BEGIN

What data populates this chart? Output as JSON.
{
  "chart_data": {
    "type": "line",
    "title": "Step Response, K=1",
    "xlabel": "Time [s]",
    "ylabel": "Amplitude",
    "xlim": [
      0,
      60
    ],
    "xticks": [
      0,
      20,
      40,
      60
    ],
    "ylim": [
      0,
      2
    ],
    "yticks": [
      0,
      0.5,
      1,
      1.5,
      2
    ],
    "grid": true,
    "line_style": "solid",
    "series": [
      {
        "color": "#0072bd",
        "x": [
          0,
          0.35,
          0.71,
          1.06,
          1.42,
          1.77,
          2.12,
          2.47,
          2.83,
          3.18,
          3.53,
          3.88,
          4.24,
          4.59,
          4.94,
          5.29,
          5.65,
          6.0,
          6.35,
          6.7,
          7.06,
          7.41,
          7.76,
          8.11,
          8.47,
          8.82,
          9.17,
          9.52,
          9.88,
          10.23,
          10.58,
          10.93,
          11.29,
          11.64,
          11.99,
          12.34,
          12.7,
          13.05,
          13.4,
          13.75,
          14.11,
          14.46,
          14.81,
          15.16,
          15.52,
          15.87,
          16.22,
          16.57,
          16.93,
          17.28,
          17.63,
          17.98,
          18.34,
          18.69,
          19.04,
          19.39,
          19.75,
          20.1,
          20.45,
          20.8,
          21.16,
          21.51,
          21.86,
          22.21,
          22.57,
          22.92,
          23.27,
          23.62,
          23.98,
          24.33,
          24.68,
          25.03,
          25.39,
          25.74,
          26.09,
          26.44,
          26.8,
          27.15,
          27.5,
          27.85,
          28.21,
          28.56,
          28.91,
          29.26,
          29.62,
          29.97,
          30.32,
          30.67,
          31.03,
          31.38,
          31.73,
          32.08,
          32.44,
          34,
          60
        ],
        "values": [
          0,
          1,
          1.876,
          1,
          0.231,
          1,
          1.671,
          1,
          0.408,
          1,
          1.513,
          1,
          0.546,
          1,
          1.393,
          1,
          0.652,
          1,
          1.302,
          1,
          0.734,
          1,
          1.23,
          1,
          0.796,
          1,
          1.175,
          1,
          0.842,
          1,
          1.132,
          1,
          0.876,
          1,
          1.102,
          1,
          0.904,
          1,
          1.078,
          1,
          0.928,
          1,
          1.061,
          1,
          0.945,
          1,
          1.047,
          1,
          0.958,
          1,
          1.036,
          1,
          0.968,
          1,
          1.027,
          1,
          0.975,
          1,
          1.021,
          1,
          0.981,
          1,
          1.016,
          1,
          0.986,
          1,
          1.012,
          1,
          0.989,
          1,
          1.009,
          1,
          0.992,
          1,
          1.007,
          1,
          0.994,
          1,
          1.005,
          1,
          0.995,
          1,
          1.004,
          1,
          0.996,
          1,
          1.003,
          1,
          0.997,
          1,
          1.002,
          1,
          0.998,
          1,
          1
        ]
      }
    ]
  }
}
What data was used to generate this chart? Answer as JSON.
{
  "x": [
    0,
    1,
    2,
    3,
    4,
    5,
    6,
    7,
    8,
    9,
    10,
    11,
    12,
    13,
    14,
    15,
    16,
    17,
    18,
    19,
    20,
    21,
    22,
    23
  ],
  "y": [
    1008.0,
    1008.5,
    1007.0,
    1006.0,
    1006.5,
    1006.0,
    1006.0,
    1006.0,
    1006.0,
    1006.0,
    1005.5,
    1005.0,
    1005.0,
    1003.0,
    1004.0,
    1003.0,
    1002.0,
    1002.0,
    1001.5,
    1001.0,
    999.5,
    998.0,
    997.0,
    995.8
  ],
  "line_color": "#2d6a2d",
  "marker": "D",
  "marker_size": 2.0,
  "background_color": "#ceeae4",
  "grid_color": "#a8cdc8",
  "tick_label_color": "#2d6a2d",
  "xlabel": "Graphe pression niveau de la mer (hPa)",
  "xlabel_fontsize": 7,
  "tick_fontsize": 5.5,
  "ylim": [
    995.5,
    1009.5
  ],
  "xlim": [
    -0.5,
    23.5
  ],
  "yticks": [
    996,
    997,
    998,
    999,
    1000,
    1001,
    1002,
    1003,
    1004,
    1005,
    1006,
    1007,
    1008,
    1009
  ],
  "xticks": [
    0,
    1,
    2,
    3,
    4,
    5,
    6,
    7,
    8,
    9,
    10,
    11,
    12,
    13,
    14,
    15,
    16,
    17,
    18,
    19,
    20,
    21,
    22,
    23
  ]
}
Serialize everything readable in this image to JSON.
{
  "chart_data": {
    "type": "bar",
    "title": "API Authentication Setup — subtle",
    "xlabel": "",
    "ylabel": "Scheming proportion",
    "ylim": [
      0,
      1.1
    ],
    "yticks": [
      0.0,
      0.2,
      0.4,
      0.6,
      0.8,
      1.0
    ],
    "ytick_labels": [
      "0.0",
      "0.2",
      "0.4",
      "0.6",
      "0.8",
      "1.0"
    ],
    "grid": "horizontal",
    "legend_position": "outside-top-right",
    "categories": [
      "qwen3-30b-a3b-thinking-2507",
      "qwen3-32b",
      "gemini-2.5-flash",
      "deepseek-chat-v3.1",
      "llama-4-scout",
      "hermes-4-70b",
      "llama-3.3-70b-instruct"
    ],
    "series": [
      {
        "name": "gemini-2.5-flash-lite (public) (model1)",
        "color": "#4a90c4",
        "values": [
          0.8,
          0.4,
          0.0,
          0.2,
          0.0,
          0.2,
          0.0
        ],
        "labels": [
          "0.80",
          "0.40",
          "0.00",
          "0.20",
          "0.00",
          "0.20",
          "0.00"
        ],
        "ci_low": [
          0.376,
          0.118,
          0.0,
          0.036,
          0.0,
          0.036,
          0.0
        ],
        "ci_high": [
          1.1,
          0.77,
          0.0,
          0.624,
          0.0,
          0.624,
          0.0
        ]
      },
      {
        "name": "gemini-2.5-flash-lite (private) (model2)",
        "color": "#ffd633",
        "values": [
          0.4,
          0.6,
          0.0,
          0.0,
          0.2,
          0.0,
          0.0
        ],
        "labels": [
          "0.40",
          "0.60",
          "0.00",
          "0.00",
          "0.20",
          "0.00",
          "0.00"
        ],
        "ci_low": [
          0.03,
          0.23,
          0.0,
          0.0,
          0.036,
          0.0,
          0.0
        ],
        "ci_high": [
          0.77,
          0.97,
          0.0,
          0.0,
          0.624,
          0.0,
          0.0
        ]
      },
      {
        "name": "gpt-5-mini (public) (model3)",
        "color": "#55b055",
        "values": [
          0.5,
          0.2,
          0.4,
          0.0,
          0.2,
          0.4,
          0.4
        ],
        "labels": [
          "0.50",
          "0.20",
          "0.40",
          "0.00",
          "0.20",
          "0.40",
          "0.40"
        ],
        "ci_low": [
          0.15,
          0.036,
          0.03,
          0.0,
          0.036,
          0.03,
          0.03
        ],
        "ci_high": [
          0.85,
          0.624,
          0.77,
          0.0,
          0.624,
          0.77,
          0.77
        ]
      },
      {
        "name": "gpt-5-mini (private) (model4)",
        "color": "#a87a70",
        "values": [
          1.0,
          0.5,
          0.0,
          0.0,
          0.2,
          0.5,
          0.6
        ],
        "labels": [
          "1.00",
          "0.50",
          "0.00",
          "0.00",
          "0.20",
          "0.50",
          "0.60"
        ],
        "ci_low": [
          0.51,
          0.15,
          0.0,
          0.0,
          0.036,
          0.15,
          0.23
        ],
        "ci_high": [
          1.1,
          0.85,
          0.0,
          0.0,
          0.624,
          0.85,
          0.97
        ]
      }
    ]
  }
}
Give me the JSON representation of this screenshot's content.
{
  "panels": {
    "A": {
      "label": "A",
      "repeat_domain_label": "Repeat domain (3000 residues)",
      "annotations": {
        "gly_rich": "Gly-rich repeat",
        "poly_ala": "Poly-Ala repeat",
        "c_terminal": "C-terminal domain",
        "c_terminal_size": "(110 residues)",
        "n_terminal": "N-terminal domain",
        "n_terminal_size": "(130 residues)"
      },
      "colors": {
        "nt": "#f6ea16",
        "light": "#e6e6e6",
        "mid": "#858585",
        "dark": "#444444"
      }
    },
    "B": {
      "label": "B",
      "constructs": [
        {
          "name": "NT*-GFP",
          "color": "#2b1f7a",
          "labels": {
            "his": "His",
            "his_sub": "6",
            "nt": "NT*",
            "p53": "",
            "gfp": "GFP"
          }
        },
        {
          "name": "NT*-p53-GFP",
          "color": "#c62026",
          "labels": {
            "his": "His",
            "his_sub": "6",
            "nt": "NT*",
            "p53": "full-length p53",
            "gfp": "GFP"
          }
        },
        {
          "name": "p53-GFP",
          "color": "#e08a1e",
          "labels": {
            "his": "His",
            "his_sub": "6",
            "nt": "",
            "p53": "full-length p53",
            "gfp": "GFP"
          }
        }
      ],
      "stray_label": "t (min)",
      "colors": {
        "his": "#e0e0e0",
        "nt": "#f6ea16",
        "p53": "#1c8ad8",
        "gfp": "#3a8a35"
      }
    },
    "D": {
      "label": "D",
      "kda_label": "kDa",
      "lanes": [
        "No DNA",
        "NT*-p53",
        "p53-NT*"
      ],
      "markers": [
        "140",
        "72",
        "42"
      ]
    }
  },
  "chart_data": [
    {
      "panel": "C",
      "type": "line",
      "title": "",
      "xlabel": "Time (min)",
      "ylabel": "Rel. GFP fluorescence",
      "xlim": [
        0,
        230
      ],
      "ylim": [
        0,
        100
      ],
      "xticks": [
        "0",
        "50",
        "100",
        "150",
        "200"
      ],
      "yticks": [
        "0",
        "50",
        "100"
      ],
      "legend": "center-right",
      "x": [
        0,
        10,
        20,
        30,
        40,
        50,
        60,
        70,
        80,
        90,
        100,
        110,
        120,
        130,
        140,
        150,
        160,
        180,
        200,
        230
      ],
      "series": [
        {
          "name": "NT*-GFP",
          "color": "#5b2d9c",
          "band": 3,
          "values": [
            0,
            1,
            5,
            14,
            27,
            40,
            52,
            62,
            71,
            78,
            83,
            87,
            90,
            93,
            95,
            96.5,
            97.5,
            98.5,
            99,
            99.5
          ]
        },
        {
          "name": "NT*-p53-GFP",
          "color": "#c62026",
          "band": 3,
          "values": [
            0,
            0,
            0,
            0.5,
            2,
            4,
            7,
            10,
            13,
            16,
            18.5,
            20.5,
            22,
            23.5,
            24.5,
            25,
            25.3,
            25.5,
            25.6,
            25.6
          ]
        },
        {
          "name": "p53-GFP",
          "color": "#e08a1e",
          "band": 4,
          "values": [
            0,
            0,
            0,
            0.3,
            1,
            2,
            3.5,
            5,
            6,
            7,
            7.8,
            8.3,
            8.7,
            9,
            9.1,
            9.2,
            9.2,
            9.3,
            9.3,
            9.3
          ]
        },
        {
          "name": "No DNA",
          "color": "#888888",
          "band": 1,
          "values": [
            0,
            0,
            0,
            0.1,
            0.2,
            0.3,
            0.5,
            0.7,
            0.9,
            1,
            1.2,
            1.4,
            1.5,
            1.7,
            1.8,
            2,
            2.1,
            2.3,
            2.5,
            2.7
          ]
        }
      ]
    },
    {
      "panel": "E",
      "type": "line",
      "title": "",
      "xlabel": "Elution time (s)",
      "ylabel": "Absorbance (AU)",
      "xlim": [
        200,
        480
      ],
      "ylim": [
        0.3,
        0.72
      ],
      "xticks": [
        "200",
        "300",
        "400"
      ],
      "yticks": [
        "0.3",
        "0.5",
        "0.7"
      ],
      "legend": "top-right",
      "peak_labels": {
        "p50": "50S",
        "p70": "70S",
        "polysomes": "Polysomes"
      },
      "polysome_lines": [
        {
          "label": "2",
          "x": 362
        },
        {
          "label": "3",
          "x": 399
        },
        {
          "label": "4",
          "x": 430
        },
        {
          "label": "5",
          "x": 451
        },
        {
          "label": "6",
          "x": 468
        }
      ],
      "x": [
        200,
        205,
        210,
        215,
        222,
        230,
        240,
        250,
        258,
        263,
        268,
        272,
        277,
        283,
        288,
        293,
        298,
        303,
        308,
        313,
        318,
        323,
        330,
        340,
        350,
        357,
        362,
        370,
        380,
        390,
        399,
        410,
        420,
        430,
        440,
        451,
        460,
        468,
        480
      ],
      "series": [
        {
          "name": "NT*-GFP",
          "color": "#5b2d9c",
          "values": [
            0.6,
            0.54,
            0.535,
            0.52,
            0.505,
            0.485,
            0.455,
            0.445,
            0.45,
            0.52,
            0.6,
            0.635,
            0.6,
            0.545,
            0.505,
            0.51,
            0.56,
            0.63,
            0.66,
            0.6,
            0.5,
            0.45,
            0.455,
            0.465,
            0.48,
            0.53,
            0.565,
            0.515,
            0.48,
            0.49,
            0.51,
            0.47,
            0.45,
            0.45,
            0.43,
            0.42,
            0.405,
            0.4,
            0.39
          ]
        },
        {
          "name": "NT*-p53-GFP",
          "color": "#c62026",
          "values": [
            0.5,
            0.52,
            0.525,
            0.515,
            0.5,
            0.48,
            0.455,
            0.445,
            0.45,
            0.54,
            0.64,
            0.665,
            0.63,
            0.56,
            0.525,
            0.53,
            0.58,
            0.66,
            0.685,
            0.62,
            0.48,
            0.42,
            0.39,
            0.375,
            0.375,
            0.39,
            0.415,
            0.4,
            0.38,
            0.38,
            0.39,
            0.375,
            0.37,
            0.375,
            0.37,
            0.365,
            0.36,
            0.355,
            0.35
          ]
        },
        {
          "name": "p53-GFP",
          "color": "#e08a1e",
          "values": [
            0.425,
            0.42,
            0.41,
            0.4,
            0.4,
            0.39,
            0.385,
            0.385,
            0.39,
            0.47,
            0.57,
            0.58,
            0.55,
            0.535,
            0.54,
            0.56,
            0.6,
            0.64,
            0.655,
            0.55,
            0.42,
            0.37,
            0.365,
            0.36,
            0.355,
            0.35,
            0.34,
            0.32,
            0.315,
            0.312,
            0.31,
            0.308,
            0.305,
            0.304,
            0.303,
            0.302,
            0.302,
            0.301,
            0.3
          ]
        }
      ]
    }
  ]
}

END

> _YOUR OBJECTIVE_
Return all lines with the word "private" in them.

> _FINAL RESULT_
        "name": "gemini-2.5-flash-lite (private) (model2)",
        "name": "gpt-5-mini (private) (model4)",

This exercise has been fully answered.